**** Listed records ****

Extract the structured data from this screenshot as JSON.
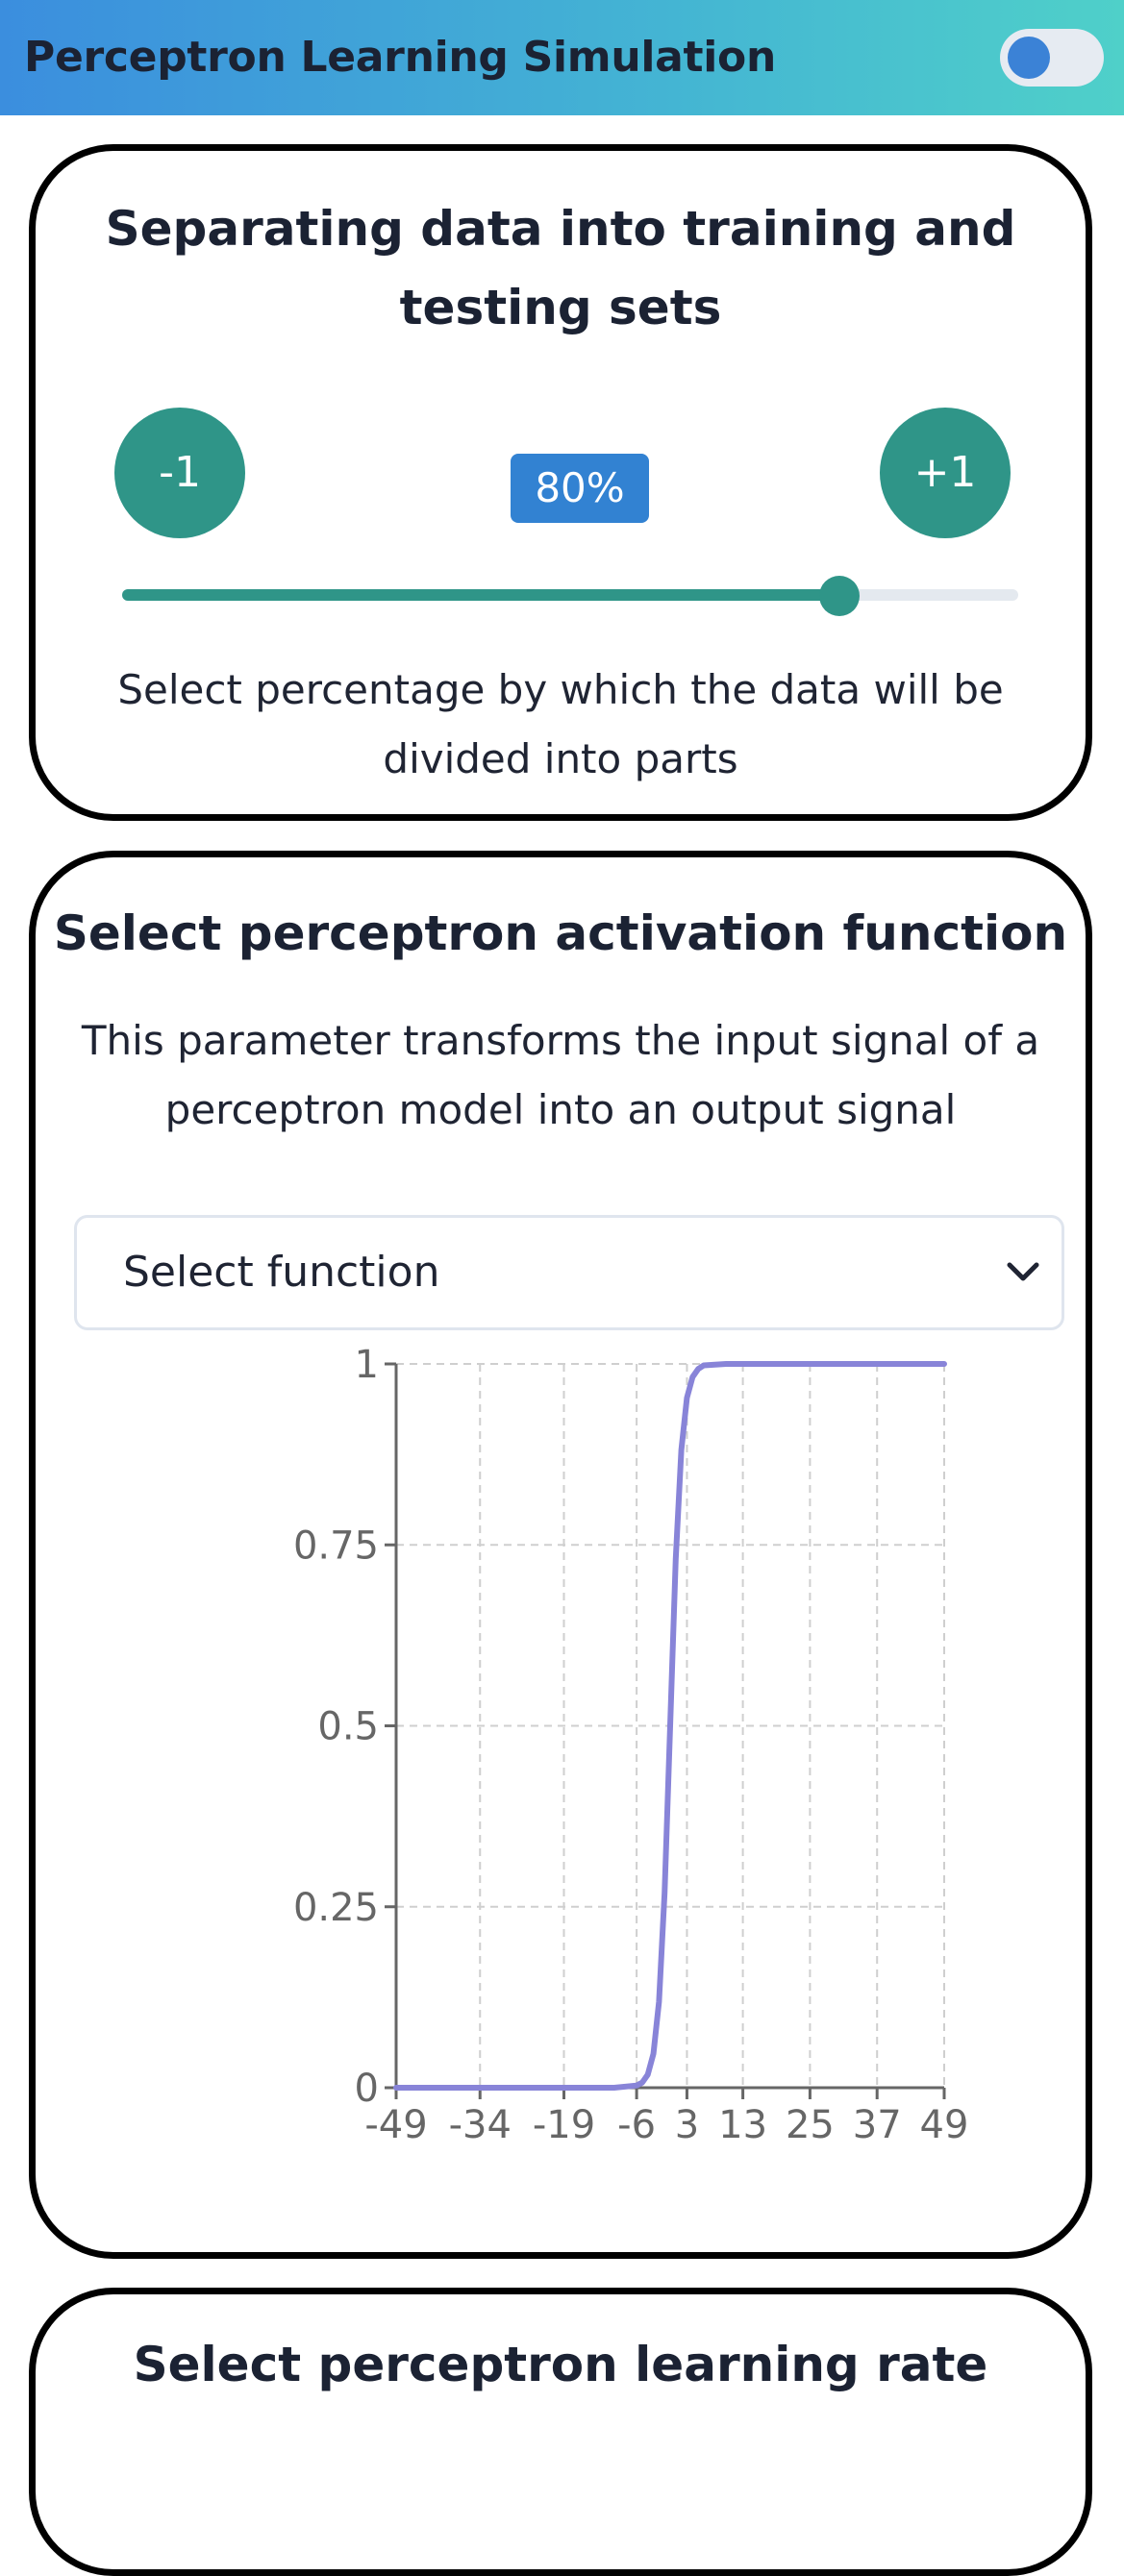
{
  "header": {
    "title": "Perceptron Learning Simulation",
    "toggle_state": "off"
  },
  "split_card": {
    "title_line1": "Separating data into training and",
    "title_line2": "testing sets",
    "decrement_label": "-1",
    "increment_label": "+1",
    "percent_label": "80%",
    "slider_value_percent": 80,
    "description_line1": "Select percentage by which the data will be",
    "description_line2": "divided into parts",
    "accent_color": "#2f9588",
    "badge_color": "#3282d2"
  },
  "activation_card": {
    "title": "Select perceptron activation function",
    "description_line1": "This parameter transforms the input signal of a",
    "description_line2": "perceptron model into an output signal",
    "select_placeholder": "Select function",
    "select_icon": "chevron-down-icon"
  },
  "chart_data": {
    "type": "line",
    "title": "",
    "xlabel": "",
    "ylabel": "",
    "x_tick_labels": [
      "-49",
      "-34",
      "-19",
      "-6",
      "3",
      "13",
      "25",
      "37",
      "49"
    ],
    "x_tick_values": [
      -49,
      -34,
      -19,
      -6,
      3,
      13,
      25,
      37,
      49
    ],
    "y_tick_labels": [
      "0",
      "0.25",
      "0.5",
      "0.75",
      "1"
    ],
    "y_tick_values": [
      0,
      0.25,
      0.5,
      0.75,
      1
    ],
    "xlim": [
      -49,
      49
    ],
    "ylim": [
      0,
      1
    ],
    "grid": true,
    "series": [
      {
        "color": "#8884d8",
        "x": [
          -49,
          -34,
          -19,
          -10,
          -6,
          -5,
          -4,
          -3,
          -2,
          -1,
          0,
          1,
          2,
          3,
          4,
          5,
          6,
          10,
          25,
          37,
          49
        ],
        "y": [
          0,
          0,
          0,
          0,
          0.003,
          0.007,
          0.018,
          0.047,
          0.119,
          0.269,
          0.5,
          0.731,
          0.881,
          0.953,
          0.982,
          0.993,
          0.998,
          1,
          1,
          1,
          1
        ]
      }
    ]
  },
  "learning_rate_card": {
    "title": "Select perceptron learning rate"
  }
}
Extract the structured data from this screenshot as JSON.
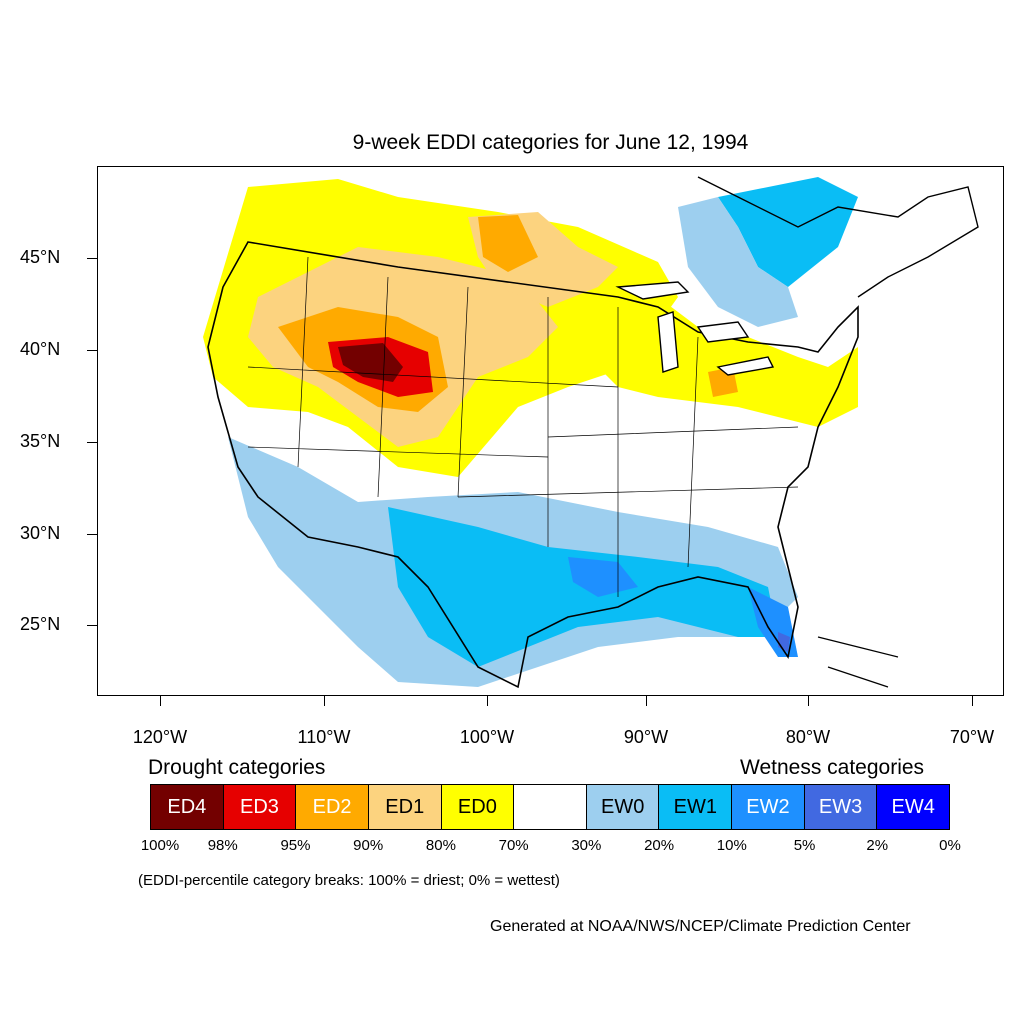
{
  "title": "9-week EDDI categories for June 12, 1994",
  "axes": {
    "lat_labels": [
      "45°N",
      "40°N",
      "35°N",
      "30°N",
      "25°N"
    ],
    "lon_labels": [
      "120°W",
      "110°W",
      "100°W",
      "90°W",
      "80°W",
      "70°W"
    ]
  },
  "legend": {
    "drought_heading": "Drought categories",
    "wetness_heading": "Wetness categories",
    "categories": [
      {
        "label": "ED4",
        "color": "#730000",
        "text_color": "#ffffff"
      },
      {
        "label": "ED3",
        "color": "#e60000",
        "text_color": "#ffffff"
      },
      {
        "label": "ED2",
        "color": "#ffaa00",
        "text_color": "#ffffff"
      },
      {
        "label": "ED1",
        "color": "#fcd37f",
        "text_color": "#000000"
      },
      {
        "label": "ED0",
        "color": "#ffff00",
        "text_color": "#000000"
      },
      {
        "label": "",
        "color": "#ffffff",
        "text_color": "#000000"
      },
      {
        "label": "EW0",
        "color": "#9dcfef",
        "text_color": "#000000"
      },
      {
        "label": "EW1",
        "color": "#0abdf5",
        "text_color": "#000000"
      },
      {
        "label": "EW2",
        "color": "#1e90ff",
        "text_color": "#ffffff"
      },
      {
        "label": "EW3",
        "color": "#4169e1",
        "text_color": "#ffffff"
      },
      {
        "label": "EW4",
        "color": "#0000ff",
        "text_color": "#ffffff"
      }
    ],
    "breaks": [
      "100%",
      "98%",
      "95%",
      "90%",
      "80%",
      "70%",
      "30%",
      "20%",
      "10%",
      "5%",
      "2%",
      "0%"
    ]
  },
  "note": "(EDDI-percentile category breaks: 100% = driest; 0% = wettest)",
  "credit": "Generated at NOAA/NWS/NCEP/Climate Prediction Center"
}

****

* _Exercise_:
Your answer should be a single number: the count of lines in these records that hold the string "categories".

* _Worked answer_:
4